GOAL: Render the lines below as a Markdown table with the columns "Row" and "Line," numbering each row and skipping any blank lines. Leave the pictures out of the table.
# # #
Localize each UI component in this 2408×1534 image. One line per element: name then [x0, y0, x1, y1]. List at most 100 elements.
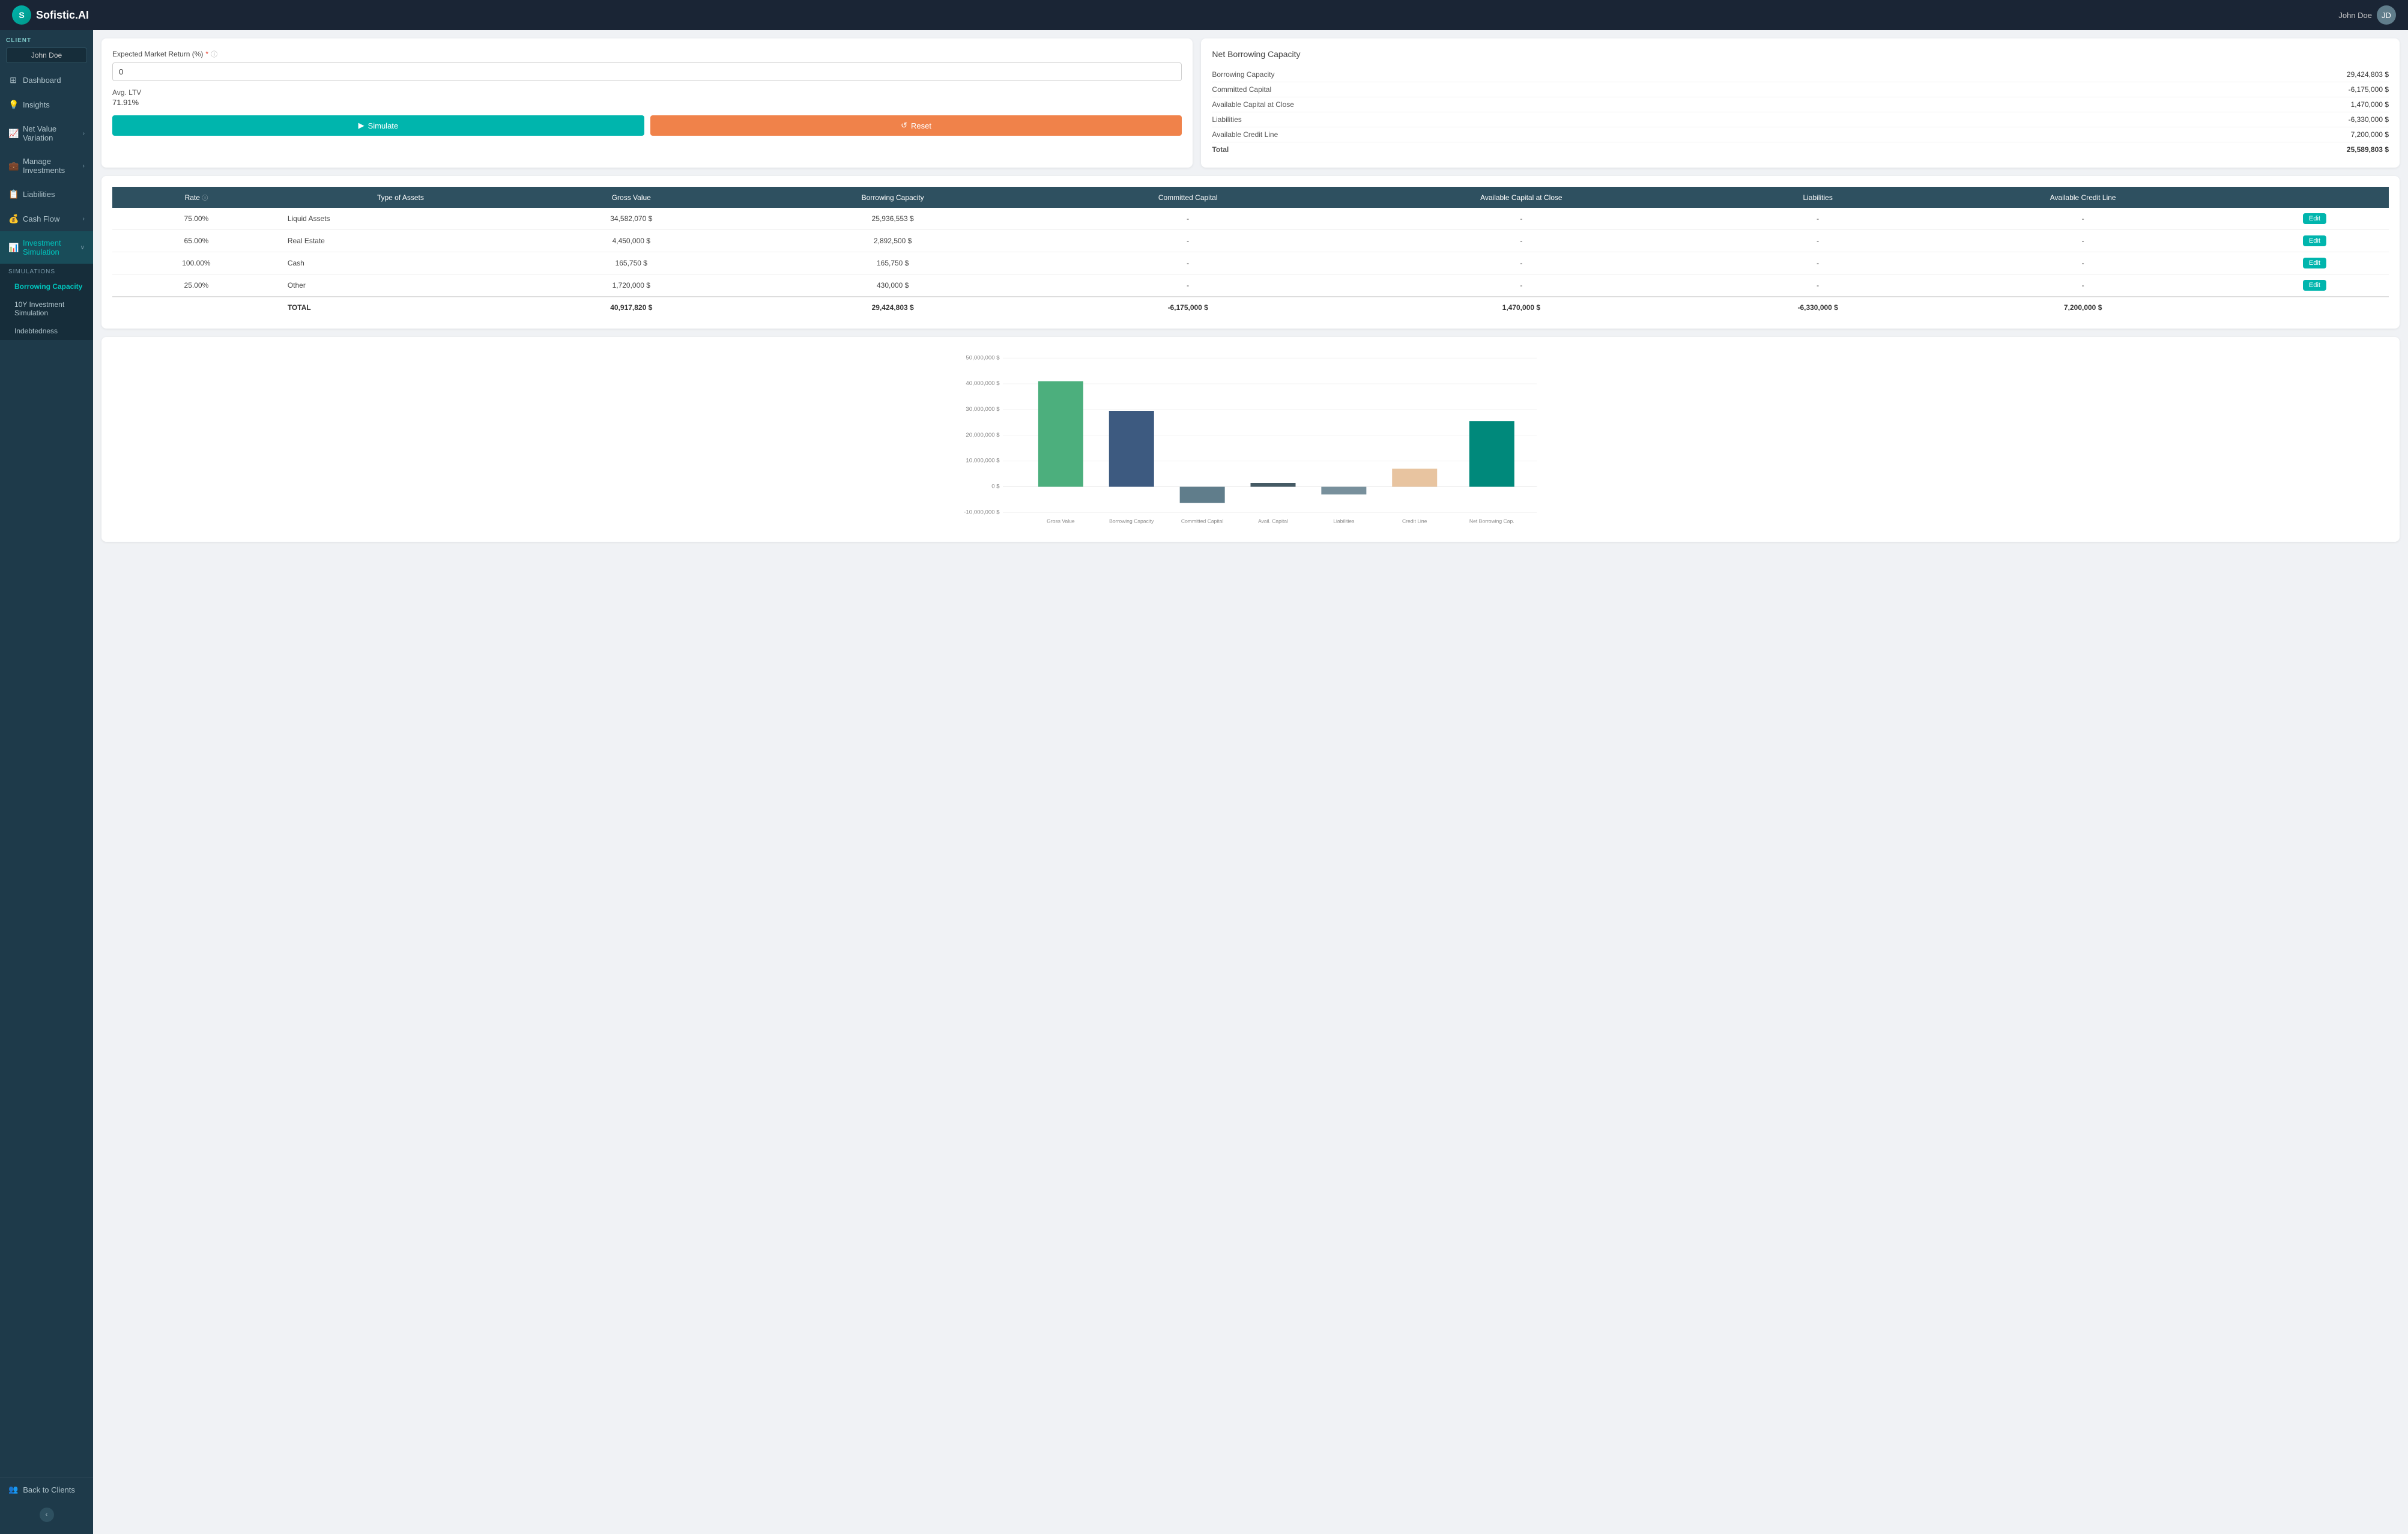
- submenu-indebtedness[interactable]: Indebtedness: [0, 322, 93, 340]
- cell-borrowing: 2,892,500 $: [742, 230, 1044, 252]
- sidebar: CLIENT John Doe ⊞ Dashboard 💡 Insights 📈…: [0, 30, 93, 1534]
- cell-avail-close: -: [1333, 252, 1710, 274]
- table-row: 25.00% Other 1,720,000 $ 430,000 $ - - -…: [112, 274, 2389, 297]
- action-buttons: ▶ Simulate ↺ Reset: [112, 115, 1182, 136]
- cell-avail-close: -: [1333, 274, 1710, 297]
- table-body: 75.00% Liquid Assets 34,582,070 $ 25,936…: [112, 208, 2389, 297]
- dashboard-icon: ⊞: [8, 75, 18, 85]
- bc-row-label: Available Credit Line: [1212, 130, 1278, 139]
- edit-button[interactable]: Edit: [2303, 280, 2326, 291]
- svg-text:0 $: 0 $: [991, 484, 1000, 490]
- simulation-form-card: Expected Market Return (%) * ⓘ Avg. LTV …: [101, 38, 1193, 168]
- cell-liabilities: -: [1710, 230, 1925, 252]
- cell-borrowing: 25,936,553 $: [742, 208, 1044, 230]
- cell-gross: 165,750 $: [521, 252, 742, 274]
- bar-committed-capital: [1180, 487, 1225, 503]
- bc-row-label: Total: [1212, 145, 1229, 154]
- table-row: 65.00% Real Estate 4,450,000 $ 2,892,500…: [112, 230, 2389, 252]
- svg-text:Borrowing Capacity: Borrowing Capacity: [1109, 518, 1154, 524]
- client-label: CLIENT: [6, 37, 87, 44]
- cell-credit-line: -: [1925, 208, 2240, 230]
- sidebar-item-manage-investments[interactable]: 💼 Manage Investments ›: [0, 150, 93, 182]
- sidebar-item-net-value[interactable]: 📈 Net Value Variation ›: [0, 117, 93, 150]
- col-gross: Gross Value: [521, 187, 742, 208]
- cell-edit[interactable]: Edit: [2240, 274, 2389, 297]
- client-selector[interactable]: John Doe: [6, 47, 87, 63]
- svg-text:30,000,000 $: 30,000,000 $: [966, 406, 1000, 413]
- col-liabilities: Liabilities: [1710, 187, 1925, 208]
- user-menu[interactable]: John Doe JD: [2338, 5, 2396, 25]
- sidebar-label-dashboard: Dashboard: [23, 76, 61, 85]
- bc-row: Liabilities -6,330,000 $: [1212, 112, 2389, 127]
- cell-credit-line: -: [1925, 252, 2240, 274]
- table-total-row: TOTAL 40,917,820 $ 29,424,803 $ -6,175,0…: [112, 297, 2389, 318]
- bc-row-label: Available Capital at Close: [1212, 100, 1294, 109]
- play-icon: ▶: [358, 121, 365, 130]
- brand: S Sofistic.AI: [12, 5, 89, 25]
- sidebar-item-liabilities[interactable]: 📋 Liabilities: [0, 182, 93, 207]
- bc-row: Borrowing Capacity 29,424,803 $: [1212, 67, 2389, 82]
- user-name: John Doe: [2338, 11, 2372, 20]
- bc-row-label: Borrowing Capacity: [1212, 70, 1274, 79]
- svg-text:-10,000,000 $: -10,000,000 $: [964, 509, 1000, 515]
- svg-text:Committed Capital: Committed Capital: [1181, 518, 1224, 524]
- edit-button[interactable]: Edit: [2303, 235, 2326, 246]
- total-committed: -6,175,000 $: [1044, 297, 1333, 318]
- assets-table: Rate ⓘ Type of Assets Gross Value Borrow…: [112, 187, 2389, 318]
- manage-investments-icon: 💼: [8, 161, 18, 171]
- col-actions: [2240, 187, 2389, 208]
- sidebar-collapse-button[interactable]: ‹: [40, 1508, 54, 1522]
- simulate-button[interactable]: ▶ Simulate: [112, 115, 644, 136]
- net-borrowing-capacity-card: Net Borrowing Capacity Borrowing Capacit…: [1201, 38, 2400, 168]
- cell-edit[interactable]: Edit: [2240, 208, 2389, 230]
- cell-avail-close: -: [1333, 230, 1710, 252]
- cell-edit[interactable]: Edit: [2240, 252, 2389, 274]
- col-borrowing: Borrowing Capacity: [742, 187, 1044, 208]
- total-borrowing: 29,424,803 $: [742, 297, 1044, 318]
- total-label-text: TOTAL: [280, 297, 521, 318]
- bar-gross-value: [1038, 381, 1083, 487]
- svg-text:50,000,000 $: 50,000,000 $: [966, 354, 1000, 361]
- cell-credit-line: -: [1925, 230, 2240, 252]
- submenu-10y-investment[interactable]: 10Y Investment Simulation: [0, 296, 93, 322]
- cell-committed: -: [1044, 274, 1333, 297]
- total-credit-line: 7,200,000 $: [1925, 297, 2240, 318]
- cell-rate: 100.00%: [112, 252, 280, 274]
- expected-market-return-label: Expected Market Return (%) * ⓘ: [112, 49, 1182, 59]
- cell-type: Other: [280, 274, 521, 297]
- net-value-icon: 📈: [8, 129, 18, 139]
- col-credit-line: Available Credit Line: [1925, 187, 2240, 208]
- sidebar-item-dashboard[interactable]: ⊞ Dashboard: [0, 68, 93, 92]
- back-icon: 👥: [8, 1485, 18, 1494]
- cell-rate: 75.00%: [112, 208, 280, 230]
- cell-type: Real Estate: [280, 230, 521, 252]
- sidebar-label-manage-investments: Manage Investments: [23, 157, 83, 175]
- reset-button[interactable]: ↺ Reset: [650, 115, 1182, 136]
- required-marker: *: [205, 50, 208, 58]
- cell-rate: 65.00%: [112, 230, 280, 252]
- back-to-clients[interactable]: 👥 Back to Clients: [0, 1477, 93, 1502]
- cell-edit[interactable]: Edit: [2240, 230, 2389, 252]
- bar-borrowing-capacity: [1109, 411, 1154, 487]
- help-icon[interactable]: ⓘ: [211, 49, 217, 59]
- total-liabilities: -6,330,000 $: [1710, 297, 1925, 318]
- cell-gross: 1,720,000 $: [521, 274, 742, 297]
- cell-type: Cash: [280, 252, 521, 274]
- cell-liabilities: -: [1710, 252, 1925, 274]
- net-borrowing-capacity-title: Net Borrowing Capacity: [1212, 49, 2389, 59]
- assets-table-card: Rate ⓘ Type of Assets Gross Value Borrow…: [101, 176, 2400, 329]
- liabilities-icon: 📋: [8, 189, 18, 199]
- svg-text:20,000,000 $: 20,000,000 $: [966, 432, 1000, 438]
- edit-button[interactable]: Edit: [2303, 213, 2326, 224]
- expected-market-return-input[interactable]: [112, 62, 1182, 81]
- sidebar-item-insights[interactable]: 💡 Insights: [0, 92, 93, 117]
- svg-text:10,000,000 $: 10,000,000 $: [966, 458, 1000, 464]
- sidebar-item-investment-simulation[interactable]: 📊 Investment Simulation ∨: [0, 231, 93, 264]
- edit-button[interactable]: Edit: [2303, 258, 2326, 268]
- sidebar-item-cash-flow[interactable]: 💰 Cash Flow ›: [0, 207, 93, 231]
- submenu-borrowing-capacity[interactable]: Borrowing Capacity: [0, 277, 93, 296]
- investment-simulation-icon: 📊: [8, 243, 18, 253]
- bar-chart: 50,000,000 $ 40,000,000 $ 30,000,000 $ 2…: [112, 348, 2389, 528]
- bar-avail-close-pos: [1251, 483, 1296, 487]
- chevron-right-icon-3: ›: [83, 216, 85, 222]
# # #
RESPONSE FOR THIS EXERCISE:
| Row | Line |
|---|---|
| 1 | Localize each UI component in this 2408×1534 image. One line per element: name then [x0, y0, x1, y1]. List at most 100 elements. |
| 2 | - submenu-indebtedness[interactable]: Indebtedness: [0, 322, 93, 340] |
| 3 | - cell-borrowing: 2,892,500 $: [742, 230, 1044, 252] |
| 4 | - sidebar: CLIENT John Doe ⊞ Dashboard 💡 Insights 📈…: [0, 30, 93, 1534] |
| 5 | - cell-avail-close: -: [1333, 252, 1710, 274] |
| 6 | - table-row: 25.00% Other 1,720,000 $ 430,000 $ - - -…: [112, 274, 2389, 297] |
| 7 | - action-buttons: ▶ Simulate ↺ Reset: [112, 115, 1182, 136] |
| 8 | - cell-avail-close: -: [1333, 274, 1710, 297] |
| 9 | - table-body: 75.00% Liquid Assets 34,582,070 $ 25,936…: [112, 208, 2389, 297] |
| 10 | - dashboard-icon: ⊞: [8, 75, 18, 85] |
| 11 | - bc-row-label: Available Credit Line: [1212, 130, 1278, 139] |
| 12 | - edit-button[interactable]: Edit: [2303, 280, 2326, 291] |
| 13 | - svg-text:0 $: 0 $: [991, 484, 1000, 490] |
| 14 | - simulation-form-card: Expected Market Return (%) * ⓘ Avg. LTV …: [101, 38, 1193, 168] |
| 15 | - cell-liabilities: -: [1710, 230, 1925, 252] |
| 16 | - cell-borrowing: 25,936,553 $: [742, 208, 1044, 230] |
| 17 | - cell-gross: 165,750 $: [521, 252, 742, 274] |
| 18 | - bar-committed-capital: [1180, 487, 1225, 503] |
| 19 | - bc-row-label: Total: [1212, 145, 1229, 154] |
| 20 | - table-row: 65.00% Real Estate 4,450,000 $ 2,892,500…: [112, 230, 2389, 252] |
| 21 | - svg-text:Borrowing Capacity: Borrowing Capacity: [1109, 518, 1154, 524] |
| 22 | - client-label: CLIENT: [6, 37, 87, 44] |
| 23 | - cell-credit-line: -: [1925, 208, 2240, 230] |
| 24 | - sidebar-item-manage-investments[interactable]: 💼 Manage Investments ›: [0, 150, 93, 182] |
| 25 | - sidebar-item-net-value[interactable]: 📈 Net Value Variation ›: [0, 117, 93, 150] |
| 26 | - col-gross: Gross Value: [521, 187, 742, 208] |
| 27 | - cell-edit[interactable]: Edit: [2240, 274, 2389, 297] |
| 28 | - client-selector[interactable]: John Doe: [6, 47, 87, 63] |
| 29 | - svg-text:30,000,000 $: 30,000,000 $: [966, 406, 1000, 413] |
| 30 | - col-liabilities: Liabilities: [1710, 187, 1925, 208] |
| 31 | - user-menu[interactable]: John Doe JD: [2338, 5, 2396, 25] |
| 32 | - sidebar-label-dashboard: Dashboard: [23, 76, 61, 85] |
| 33 | - bc-row: Liabilities -6,330,000 $: [1212, 112, 2389, 127] |
| 34 | - cell-credit-line: -: [1925, 252, 2240, 274] |
| 35 | - table-total-row: TOTAL 40,917,820 $ 29,424,803 $ -6,175,0…: [112, 297, 2389, 318] |
| 36 | - bc-row-label: Available Capital at Close: [1212, 100, 1294, 109] |
| 37 | - play-icon: ▶: [358, 121, 365, 130] |
| 38 | - brand: S Sofistic.AI: [12, 5, 89, 25] |
| 39 | - sidebar-item-liabilities[interactable]: 📋 Liabilities: [0, 182, 93, 207] |
| 40 | - bc-row: Borrowing Capacity 29,424,803 $: [1212, 67, 2389, 82] |
| 41 | - user-name: John Doe: [2338, 11, 2372, 20] |
| 42 | - bc-row-label: Borrowing Capacity: [1212, 70, 1274, 79] |
| 43 | - svg-text:-10,000,000 $: -10,000,000 $: [964, 509, 1000, 515] |
| 44 | - svg-text:Committed Capital: Committed Capital: [1181, 518, 1224, 524] |
| 45 | - edit-button[interactable]: Edit: [2303, 235, 2326, 246] |
| 46 | - total-committed: -6,175,000 $: [1044, 297, 1333, 318] |
| 47 | - assets-table: Rate ⓘ Type of Assets Gross Value Borrow…: [112, 187, 2389, 318] |
| 48 | - manage-investments-icon: 💼: [8, 161, 18, 171] |
| 49 | - col-actions: [2240, 187, 2389, 208] |
| 50 | - sidebar-collapse-button[interactable]: ‹: [40, 1508, 54, 1522] |
| 51 | - simulate-button[interactable]: ▶ Simulate: [112, 115, 644, 136] |
| 52 | - net-borrowing-capacity-card: Net Borrowing Capacity Borrowing Capacit…: [1201, 38, 2400, 168] |
| 53 | - cell-edit[interactable]: Edit: [2240, 208, 2389, 230] |
| 54 | - cell-avail-close: -: [1333, 230, 1710, 252] |
| 55 | - cell-edit[interactable]: Edit: [2240, 252, 2389, 274] |
| 56 | - col-borrowing: Borrowing Capacity: [742, 187, 1044, 208] |
| 57 | - total-borrowing: 29,424,803 $: [742, 297, 1044, 318] |
| 58 | - total-label-text: TOTAL: [280, 297, 521, 318] |
| 59 | - bar-gross-value: [1038, 381, 1083, 487] |
| 60 | - svg-text:50,000,000 $: 50,000,000 $: [966, 354, 1000, 361] |
| 61 | - cell-credit-line: -: [1925, 230, 2240, 252] |
| 62 | - submenu-10y-investment[interactable]: 10Y Investment Simulation: [0, 296, 93, 322] |
| 63 | - cell-committed: -: [1044, 274, 1333, 297] |
| 64 | - total-credit-line: 7,200,000 $: [1925, 297, 2240, 318] |
| 65 | - cell-rate: 100.00%: [112, 252, 280, 274] |
| 66 | - expected-market-return-label: Expected Market Return (%) * ⓘ: [112, 49, 1182, 59] |
| 67 | - cell-type: Other: [280, 274, 521, 297] |
| 68 | - net-value-icon: 📈: [8, 129, 18, 139] |
| 69 | - col-credit-line: Available Credit Line: [1925, 187, 2240, 208] |
| 70 | - sidebar-item-dashboard[interactable]: ⊞ Dashboard: [0, 68, 93, 92] |
| 71 | - back-icon: 👥: [8, 1485, 18, 1494] |
| 72 | - cell-rate: 75.00%: [112, 208, 280, 230] |
| 73 | - cell-type: Real Estate: [280, 230, 521, 252] |
| 74 | - sidebar-label-manage-investments: Manage Investments: [23, 157, 83, 175] |
| 75 | - reset-button[interactable]: ↺ Reset: [650, 115, 1182, 136] |
| 76 | - required-marker: *: [205, 50, 208, 58] |
| 77 | - cell-rate: 65.00%: [112, 230, 280, 252] |
| 78 | - back-to-clients[interactable]: 👥 Back to Clients: [0, 1477, 93, 1502] |
| 79 | - cell-edit[interactable]: Edit: [2240, 230, 2389, 252] |
| 80 | - bar-borrowing-capacity: [1109, 411, 1154, 487] |
| 81 | - help-icon[interactable]: ⓘ: [211, 49, 217, 59] |
| 82 | - total-liabilities: -6,330,000 $: [1710, 297, 1925, 318] |
| 83 | - cell-gross: 1,720,000 $: [521, 274, 742, 297] |
| 84 | - cell-type: Cash: [280, 252, 521, 274] |
| 85 | - cell-liabilities: -: [1710, 252, 1925, 274] |
| 86 | - net-borrowing-capacity-title: Net Borrowing Capacity: [1212, 49, 2389, 59] |
| 87 | - assets-table-card: Rate ⓘ Type of Assets Gross Value Borrow…: [101, 176, 2400, 329] |
| 88 | - liabilities-icon: 📋: [8, 189, 18, 199] |
| 89 | - svg-text:20,000,000 $: 20,000,000 $: [966, 432, 1000, 438] |
| 90 | - edit-button[interactable]: Edit: [2303, 213, 2326, 224] |
| 91 | - expected-market-return-input[interactable]: [112, 62, 1182, 81] |
| 92 | - sidebar-item-insights[interactable]: 💡 Insights: [0, 92, 93, 117] |
| 93 | - svg-text:10,000,000 $: 10,000,000 $: [966, 458, 1000, 464] |
| 94 | - sidebar-item-investment-simulation[interactable]: 📊 Investment Simulation ∨: [0, 231, 93, 264] |
| 95 | - edit-button[interactable]: Edit: [2303, 258, 2326, 268] |
| 96 | - sidebar-item-cash-flow[interactable]: 💰 Cash Flow ›: [0, 207, 93, 231] |
| 97 | - submenu-borrowing-capacity[interactable]: Borrowing Capacity: [0, 277, 93, 296] |
| 98 | - investment-simulation-icon: 📊: [8, 243, 18, 253] |
| 99 | - bar-chart: 50,000,000 $ 40,000,000 $ 30,000,000 $ 2…: [112, 348, 2389, 528] |
| 100 | - bar-avail-close-pos: [1251, 483, 1296, 487] |
| 101 | - chevron-right-icon-3: ›: [83, 216, 85, 222] |